AIM:
Tally the lines with the word "Tato" and report the number alone.

SUPPLIED DATA:

::::::::

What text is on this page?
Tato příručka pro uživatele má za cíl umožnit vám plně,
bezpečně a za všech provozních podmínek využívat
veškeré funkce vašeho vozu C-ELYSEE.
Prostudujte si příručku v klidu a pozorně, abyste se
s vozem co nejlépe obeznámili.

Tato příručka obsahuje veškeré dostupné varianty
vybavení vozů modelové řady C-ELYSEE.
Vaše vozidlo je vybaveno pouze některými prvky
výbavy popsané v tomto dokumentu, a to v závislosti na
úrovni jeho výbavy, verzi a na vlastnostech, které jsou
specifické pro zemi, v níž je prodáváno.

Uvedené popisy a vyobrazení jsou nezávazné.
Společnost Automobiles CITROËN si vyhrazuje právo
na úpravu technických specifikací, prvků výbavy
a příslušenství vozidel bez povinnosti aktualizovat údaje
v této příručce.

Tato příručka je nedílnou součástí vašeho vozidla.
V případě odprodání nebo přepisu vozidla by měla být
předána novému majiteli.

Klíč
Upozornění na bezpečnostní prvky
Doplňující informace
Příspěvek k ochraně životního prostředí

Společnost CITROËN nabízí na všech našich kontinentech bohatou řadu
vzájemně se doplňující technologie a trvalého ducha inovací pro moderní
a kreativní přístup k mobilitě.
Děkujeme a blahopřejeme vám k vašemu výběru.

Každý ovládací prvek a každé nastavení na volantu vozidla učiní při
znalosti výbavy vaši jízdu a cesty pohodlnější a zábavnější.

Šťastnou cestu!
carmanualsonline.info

::::::::

EXERCISE RESULT:
3